- Selection:
----------
Monday, January 18, 2016

Bob Crease and Tom Kinoshita, oral history interview, Predrag excerpts

Excerpts from AIP Oral History Interview - January 9, 10 & 18, 2016 Robert P Crease 

Crease:

Oh, right. ok. And now you do another sixth-order radiative correction paper.

Kinoshita:

Yeah.

Crease:

Paper 53.

Kinoshita:

And this was my graduate student.

Crease:

How do you pronounce it?

Kinoshita:

Cvitanović.

Crease:

Cvitanović, oh.

Kinoshita:

And this is the beginning of the serious g-2 work.

Crease:

Why do you describe this as serious as opposed to the other papers?

Kinoshita:

Because the other papers were approximations. These are all approximations. You cannot be serious. So is this. If you use the renormalization group technique, you only calculate the leading term, not the complete calculation. But this is the beginning of a complete sixth-order calculation. And he was a very good student.

Crease:

Where was he from?

Kinoshita:

From Yugoslavia, or whatever that…

Crease:

Where is he now?

Kinoshita:

He’s at Georgia Tech or someplace in mathematics. After writing this paper and a few more papers on physics, he decided not to work on physics. [pause] To work this, we wrote several papers with Cvitanović. These are all different parts of the same problem.

[... later...]

Kinoshita:

[...] But experiment is better than 10%. And so, you have to do eventually the exact calculation to all the sixth-order terms. That’s what I did. By that time, I said—I did a few more diagrams with Brodsky, but he had something else to do, so I took care of all the remainder. In particular, I had a very good student, and he was responsible for filling out how to do the sixth-order in a numerical way.

Crease:

Who was that student?

Kinoshita:

I just [laugh] need to remember. Cvitanović.

Crease:

Cvitanović, oh yes.

Kinoshita:

And then after—many years after, we solved numerically the sixth-order problem, not only the light-by-light, but all the terms, with the help of Cvitanović

[... later...]

Kinoshita:

You see, when we did the sixth-order with Cvitanović, algebra formulation was general enough you can apply to any order. So, the [inaudible] was already sort of set up. So, going from sixth-to eighth-order theoretically there was no roadblock to worry about except that it was a much bigger problem [laugh] and you needed much bigger computers. [...] I wouldn’t do any calculation unless some experiment has come out with a challenge, a new measurement and so on. At this time, when I finished the sixth-order, I thought that was the end of my calculation of g-2 because it was better than the experimental result coming out of Michigan.
----------
- Things to do:
1/ Answer these questions from the Kinoshita interview excerpts, one line each:
(a) What paper number does Crease name for the sixth-order radiative correction paper?
(b) Where does Kinoshita say Cvitanović is now?
(c) What result did Kinoshita's finished sixth-order calculation beat, in his view?
2/ Summarize the Kinoshita interview excerpts in two sentences.
3/ Set down the Kinoshita interview excerpts word for word, everything from "Where is he" down to "a numerical way.".

- Data shown:
----------
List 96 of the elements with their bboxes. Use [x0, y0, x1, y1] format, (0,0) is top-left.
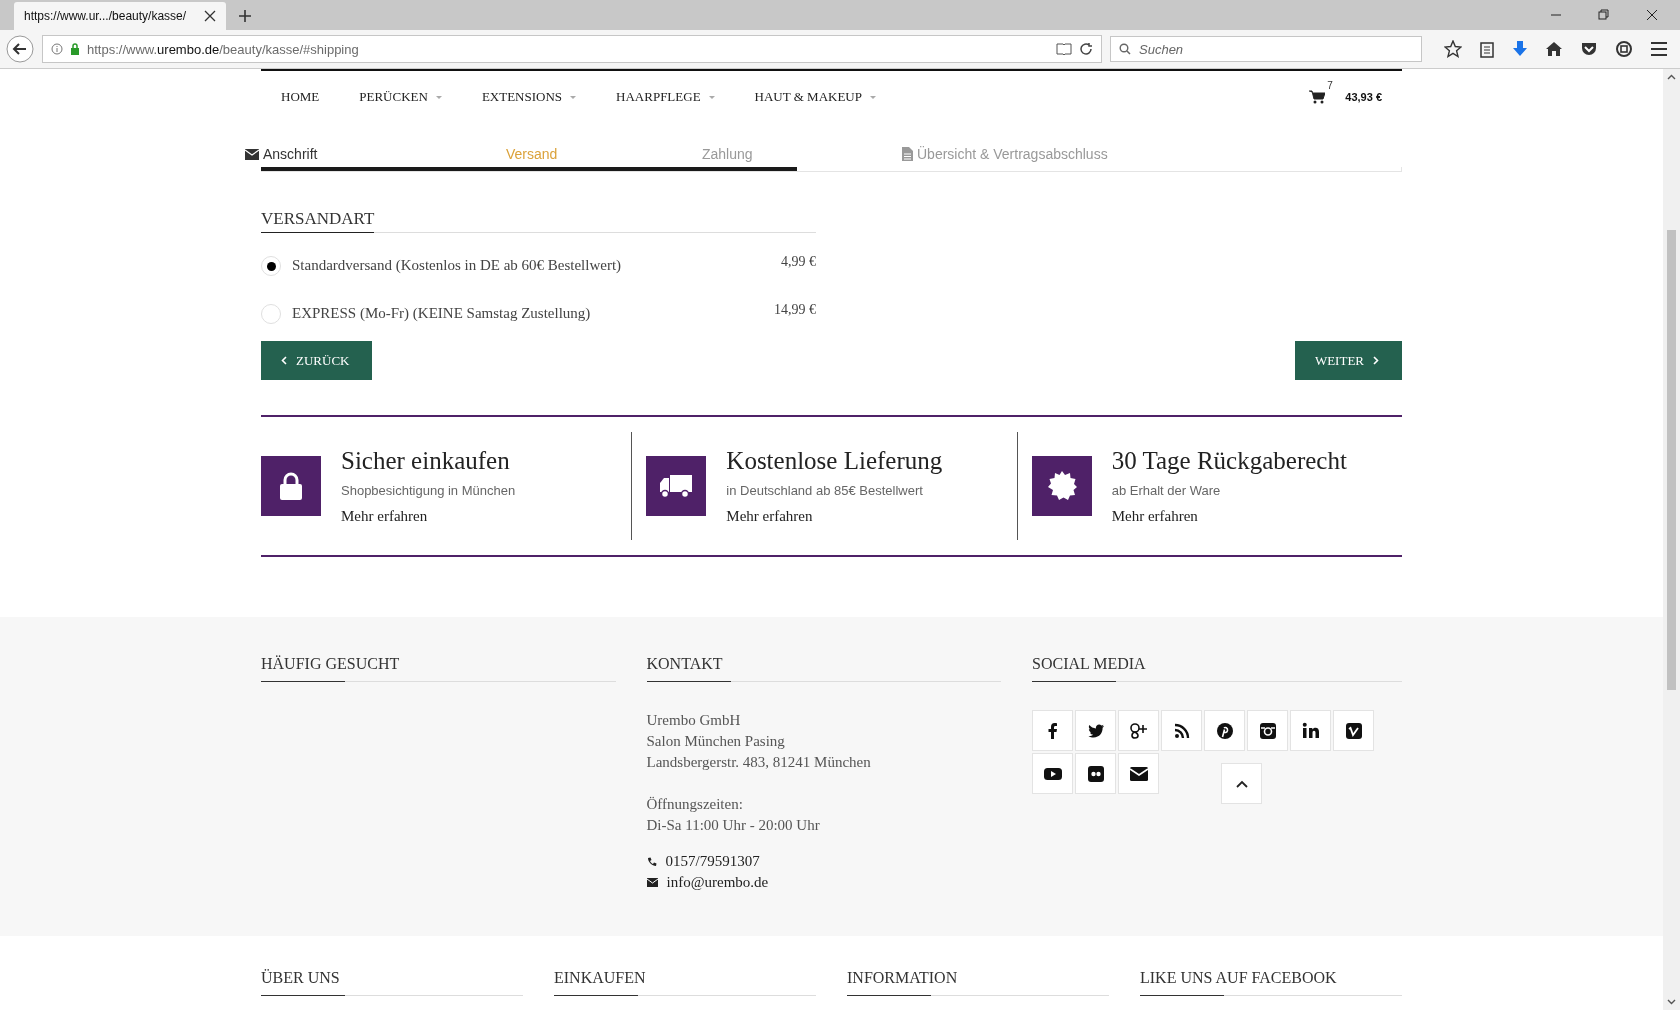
----------
- Solutions by task:
1/
(a) Paper 53.
(b) At Georgia Tech or someplace in mathematics.
(c) The experimental result coming out of Michigan.

2/ Kinoshita calls his paper with graduate student Cvitanović the beginning of a complete sixth-order g-2 calculation, unlike earlier approximations, and credits Cvitanović with working out how to do the sixth order numerically before he stopped working on physics. Because their formulation applied to any order, Kinoshita says moving to eighth order posed no theoretical roadblock beyond needing much bigger computers, though he had thought the sixth order would end his g-2 work since it was better than the Michigan experimental result.

3/
Where is he now?

Kinoshita:

He’s at Georgia Tech or someplace in mathematics. After writing this paper and a few more papers on physics, he decided not to work on physics. [pause] To work this, we wrote several papers with Cvitanović. These are all different parts of the same problem.

[... later...]

Kinoshita:

[...] But experiment is better than 10%. And so, you have to do eventually the exact calculation to all the sixth-order terms. That’s what I did. By that time, I said—I did a few more diagrams with Brodsky, but he had something else to do, so I took care of all the remainder. In particular, I had a very good student, and he was responsible for filling out how to do the sixth-order in a numerical way.